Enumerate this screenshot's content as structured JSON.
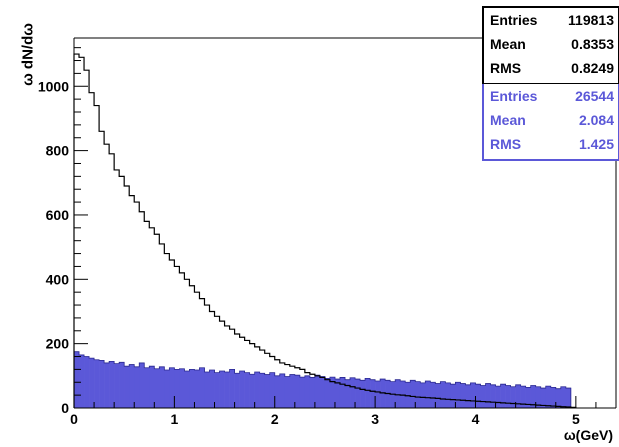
{
  "chart_data": {
    "type": "histogram",
    "xlabel": "ω(GeV)",
    "ylabel": "ω dN/dω",
    "xlim": [
      0,
      5.4
    ],
    "ylim": [
      0,
      1150
    ],
    "x_ticks": [
      "0",
      "1",
      "2",
      "3",
      "4",
      "5"
    ],
    "y_ticks": [
      "0",
      "200",
      "400",
      "600",
      "800",
      "1000"
    ],
    "bin_width": 0.05,
    "series": [
      {
        "style": "line",
        "color": "#000000",
        "values": [
          1100,
          1090,
          1050,
          980,
          940,
          860,
          820,
          790,
          740,
          720,
          690,
          660,
          640,
          610,
          580,
          560,
          540,
          510,
          480,
          460,
          440,
          420,
          400,
          380,
          360,
          340,
          320,
          300,
          285,
          270,
          255,
          245,
          230,
          220,
          210,
          200,
          190,
          180,
          170,
          160,
          150,
          140,
          135,
          130,
          125,
          120,
          110,
          105,
          100,
          95,
          88,
          82,
          78,
          74,
          70,
          66,
          62,
          58,
          55,
          52,
          50,
          47,
          45,
          43,
          41,
          40,
          38,
          36,
          34,
          33,
          32,
          31,
          30,
          28,
          27,
          26,
          25,
          24,
          23,
          22,
          21,
          20,
          19,
          18,
          17,
          16,
          15,
          14,
          13,
          12,
          11,
          10,
          9,
          8,
          7,
          6,
          5,
          4,
          3,
          2
        ],
        "stats": {
          "entries_label": "Entries",
          "entries": "119813",
          "mean_label": "Mean",
          "mean": "0.8353",
          "rms_label": "RMS",
          "rms": "0.8249"
        }
      },
      {
        "style": "filled",
        "color": "#5b58d8",
        "values": [
          175,
          165,
          160,
          155,
          150,
          148,
          140,
          145,
          138,
          142,
          130,
          135,
          128,
          140,
          125,
          130,
          122,
          128,
          118,
          125,
          120,
          122,
          115,
          120,
          118,
          125,
          112,
          118,
          110,
          115,
          112,
          120,
          108,
          115,
          110,
          105,
          112,
          108,
          104,
          110,
          100,
          106,
          98,
          104,
          102,
          96,
          100,
          95,
          102,
          98,
          92,
          96,
          90,
          95,
          88,
          94,
          90,
          86,
          92,
          88,
          84,
          90,
          86,
          82,
          88,
          84,
          80,
          86,
          82,
          78,
          84,
          80,
          76,
          82,
          78,
          74,
          80,
          76,
          72,
          78,
          74,
          70,
          76,
          72,
          68,
          74,
          70,
          66,
          72,
          68,
          64,
          70,
          66,
          62,
          68,
          64,
          60,
          66,
          62,
          0
        ],
        "stats": {
          "entries_label": "Entries",
          "entries": "26544",
          "mean_label": "Mean",
          "mean": "2.084",
          "rms_label": "RMS",
          "rms": "1.425"
        }
      }
    ]
  }
}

________________

Problem requirements
Every line above should be returned exactly; the pictures stay out.

Expected answer
Enumerate this screenshot's content as structured JSON.
{
  "chart_data": {
    "type": "histogram",
    "xlabel": "ω(GeV)",
    "ylabel": "ω dN/dω",
    "xlim": [
      0,
      5.4
    ],
    "ylim": [
      0,
      1150
    ],
    "x_ticks": [
      "0",
      "1",
      "2",
      "3",
      "4",
      "5"
    ],
    "y_ticks": [
      "0",
      "200",
      "400",
      "600",
      "800",
      "1000"
    ],
    "bin_width": 0.05,
    "series": [
      {
        "style": "line",
        "color": "#000000",
        "values": [
          1100,
          1090,
          1050,
          980,
          940,
          860,
          820,
          790,
          740,
          720,
          690,
          660,
          640,
          610,
          580,
          560,
          540,
          510,
          480,
          460,
          440,
          420,
          400,
          380,
          360,
          340,
          320,
          300,
          285,
          270,
          255,
          245,
          230,
          220,
          210,
          200,
          190,
          180,
          170,
          160,
          150,
          140,
          135,
          130,
          125,
          120,
          110,
          105,
          100,
          95,
          88,
          82,
          78,
          74,
          70,
          66,
          62,
          58,
          55,
          52,
          50,
          47,
          45,
          43,
          41,
          40,
          38,
          36,
          34,
          33,
          32,
          31,
          30,
          28,
          27,
          26,
          25,
          24,
          23,
          22,
          21,
          20,
          19,
          18,
          17,
          16,
          15,
          14,
          13,
          12,
          11,
          10,
          9,
          8,
          7,
          6,
          5,
          4,
          3,
          2
        ],
        "stats": {
          "entries_label": "Entries",
          "entries": "119813",
          "mean_label": "Mean",
          "mean": "0.8353",
          "rms_label": "RMS",
          "rms": "0.8249"
        }
      },
      {
        "style": "filled",
        "color": "#5b58d8",
        "values": [
          175,
          165,
          160,
          155,
          150,
          148,
          140,
          145,
          138,
          142,
          130,
          135,
          128,
          140,
          125,
          130,
          122,
          128,
          118,
          125,
          120,
          122,
          115,
          120,
          118,
          125,
          112,
          118,
          110,
          115,
          112,
          120,
          108,
          115,
          110,
          105,
          112,
          108,
          104,
          110,
          100,
          106,
          98,
          104,
          102,
          96,
          100,
          95,
          102,
          98,
          92,
          96,
          90,
          95,
          88,
          94,
          90,
          86,
          92,
          88,
          84,
          90,
          86,
          82,
          88,
          84,
          80,
          86,
          82,
          78,
          84,
          80,
          76,
          82,
          78,
          74,
          80,
          76,
          72,
          78,
          74,
          70,
          76,
          72,
          68,
          74,
          70,
          66,
          72,
          68,
          64,
          70,
          66,
          62,
          68,
          64,
          60,
          66,
          62,
          0
        ],
        "stats": {
          "entries_label": "Entries",
          "entries": "26544",
          "mean_label": "Mean",
          "mean": "2.084",
          "rms_label": "RMS",
          "rms": "1.425"
        }
      }
    ]
  }
}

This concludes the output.